[Stored records]
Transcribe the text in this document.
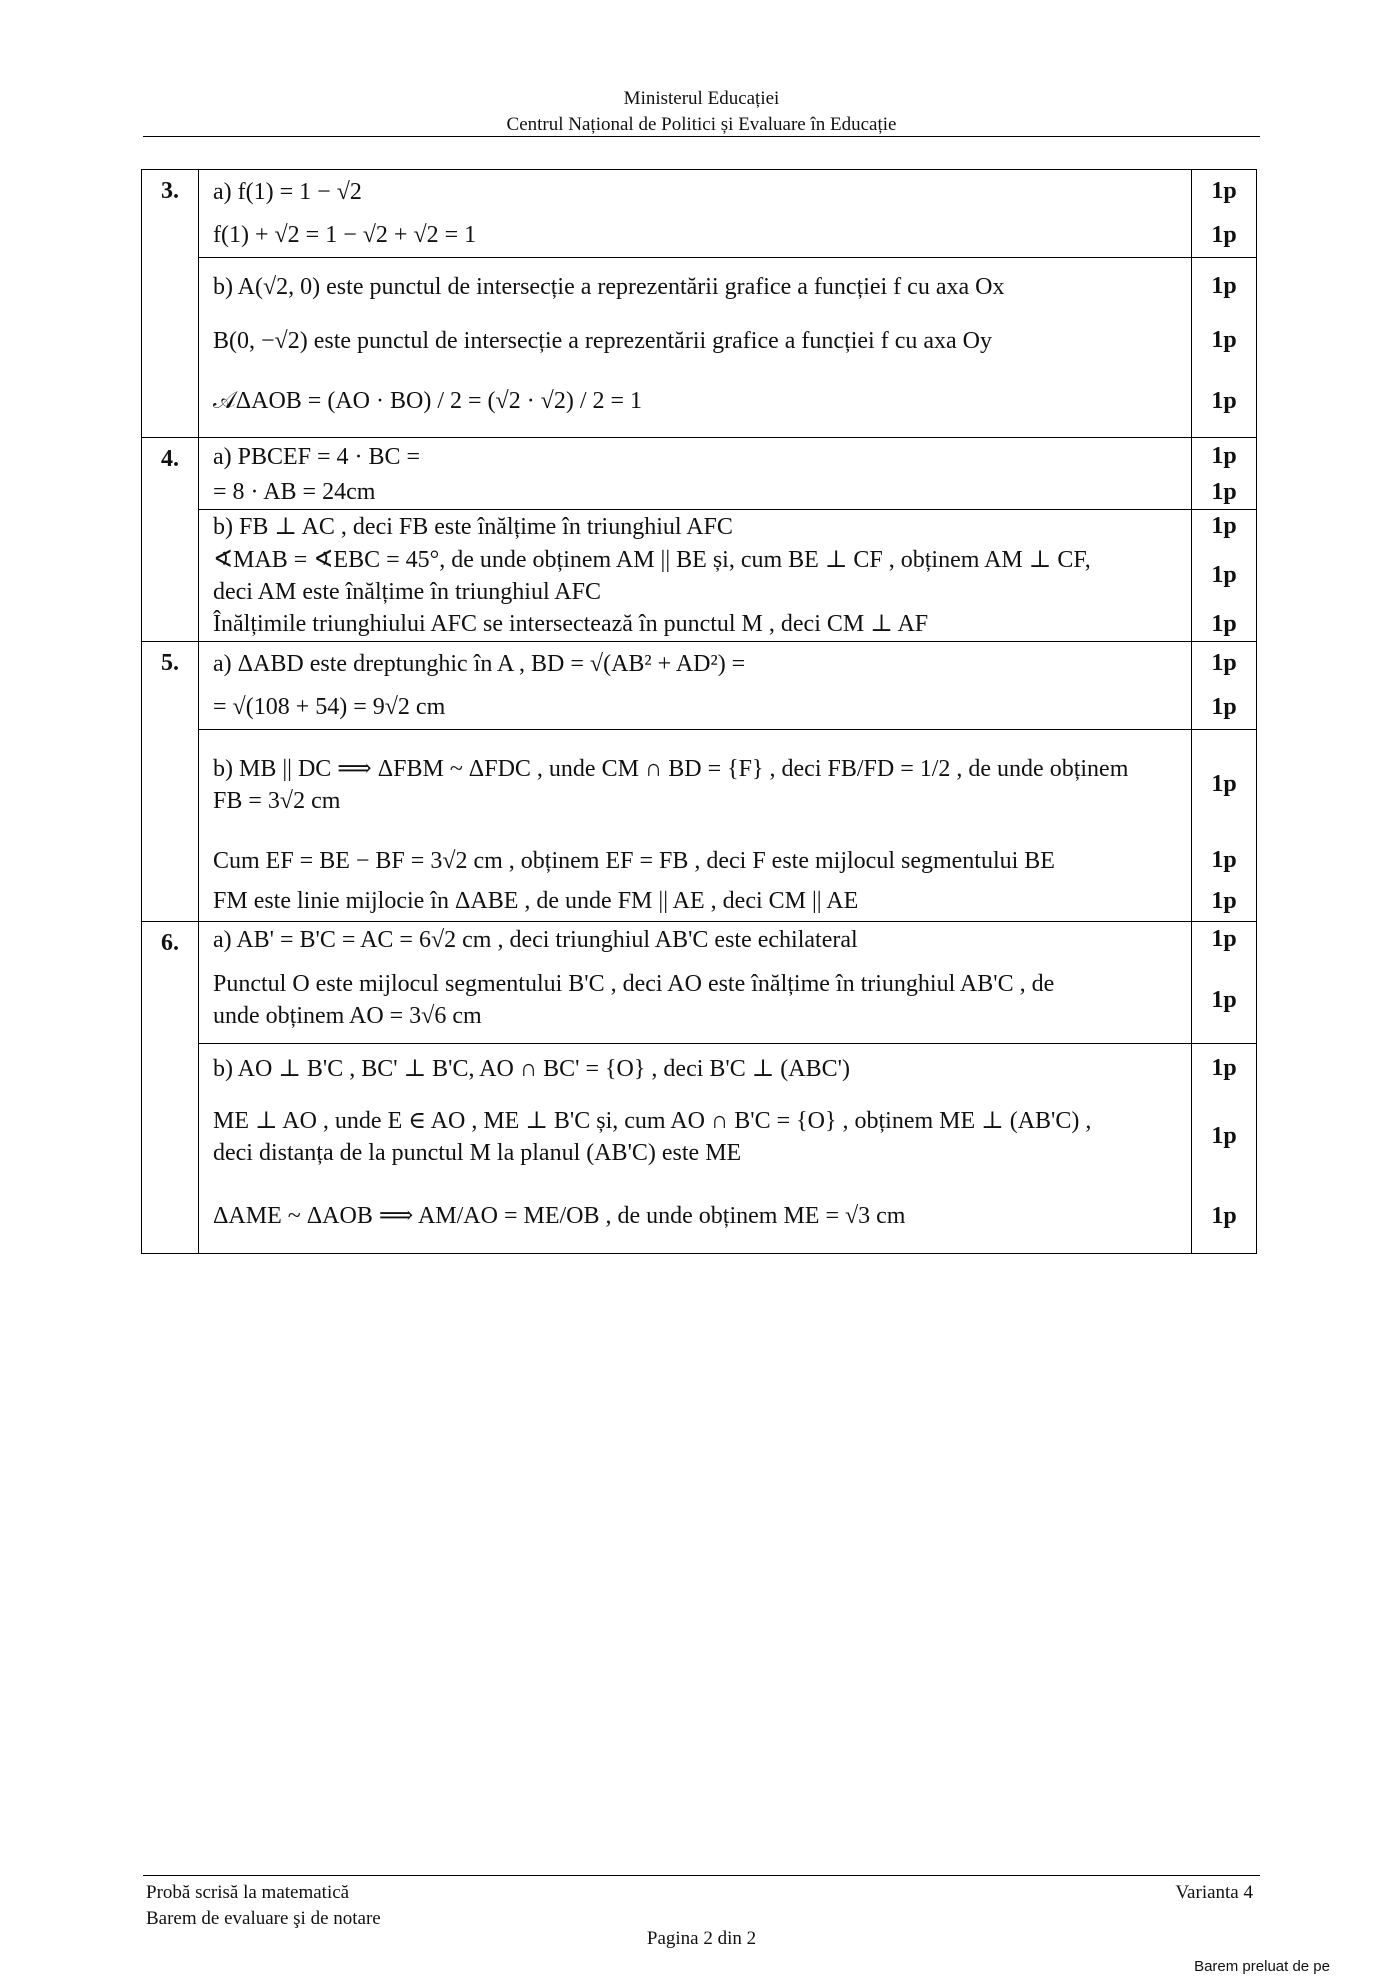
Ministerul Educației
Centrul Național de Politici și Evaluare în Educație
3.	a) f(1) = 1 − √2	1p

	f(1) + √2 = 1 − √2 + √2 = 1	1p

	b) A(√2, 0) este punctul de intersecție a reprezentării grafice a funcției f cu axa Ox	1p

	B(0, −√2) este punctul de intersecție a reprezentării grafice a funcției f cu axa Oy	1p

	𝒜ΔAOB = (AO · BO) / 2 = (√2 · √2) / 2 = 1	1p
4.	a) PBCEF = 4 · BC =	1p

	= 8 · AB = 24cm	1p

	b) FB ⊥ AC , deci FB este înălțime în triunghiul AFC	1p

	∢MAB = ∢EBC = 45°, de unde obținem AM || BE și, cum BE ⊥ CF , obținem AM ⊥ CF,
deci AM este înălțime în triunghiul AFC	1p

	Înălțimile triunghiului AFC se intersectează în punctul M , deci CM ⊥ AF	1p
5.	a) ΔABD este dreptunghic în A , BD = √(AB² + AD²) =	1p

	= √(108 + 54) = 9√2 cm	1p

	b) MB || DC ⟹ ΔFBM ~ ΔFDC , unde CM ∩ BD = {F} , deci FB/FD = 1/2 , de unde obținem
FB = 3√2 cm	1p

	Cum EF = BE − BF = 3√2 cm , obținem EF = FB , deci F este mijlocul segmentului BE	1p

	FM este linie mijlocie în ΔABE , de unde FM || AE , deci CM || AE	1p
6.	a) AB' = B'C = AC = 6√2 cm , deci triunghiul AB'C este echilateral	1p

	Punctul O este mijlocul segmentului B'C , deci AO este înălțime în triunghiul AB'C , de
unde obținem AO = 3√6 cm	1p

	b) AO ⊥ B'C , BC' ⊥ B'C, AO ∩ BC' = {O} , deci B'C ⊥ (ABC')	1p

	ME ⊥ AO , unde E ∈ AO , ME ⊥ B'C și, cum AO ∩ B'C = {O} , obținem ME ⊥ (AB'C) ,
deci distanța de la punctul M la planul (AB'C) este ME	1p

	ΔAME ~ ΔAOB ⟹ AM/AO = ME/OB , de unde obținem ME = √3 cm	1p
Probă scrisă la matematică
Barem de evaluare şi de notare
Varianta 4
Pagina 2 din 2
Barem preluat de pe
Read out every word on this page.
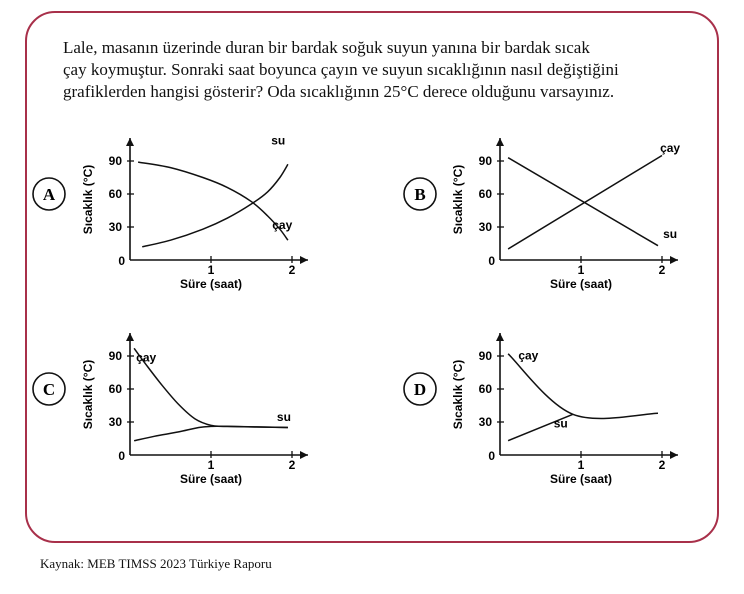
Lale, masanın üzerinde duran bir bardak soğuk suyun yanına bir bardak sıcak
çay koymuştur. Sonraki saat boyunca çayın ve suyun sıcaklığının nasıl değiştiğini
grafiklerden hangisi gösterir? Oda sıcaklığının 25°C derece olduğunu varsayınız.

A
0
30
60
90
1	2
Süre (saat)
Sıcaklık (°C)
su
çay
B
0
30
60
90
1	2
Süre (saat)
Sıcaklık (°C)
çay
su
C
0
30
60
90
1	2
Süre (saat)
Sıcaklık (°C)
çay
su
D
0
30
60
90
1	2
Süre (saat)
Sıcaklık (°C)
çay
su
Kaynak: MEB TIMSS 2023 Türkiye Raporu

[TO DO]: Leave the pictures out. Extract exactly the lines running from the one with "Read out every word on this page." through the last entry, both ends included.

[FULL RESPONSE]:
Read out every word on this page.
Lale, masanın üzerinde duran bir bardak soğuk suyun yanına bir bardak sıcak
çay koymuştur. Sonraki saat boyunca çayın ve suyun sıcaklığının nasıl değiştiğini
grafiklerden hangisi gösterir? Oda sıcaklığının 25°C derece olduğunu varsayınız.

A
0
30
60
90
1	2
Süre (saat)
Sıcaklık (°C)
su
çay
B
0
30
60
90
1	2
Süre (saat)
Sıcaklık (°C)
çay
su
C
0
30
60
90
1	2
Süre (saat)
Sıcaklık (°C)
çay
su
D
0
30
60
90
1	2
Süre (saat)
Sıcaklık (°C)
çay
su
Kaynak: MEB TIMSS 2023 Türkiye Raporu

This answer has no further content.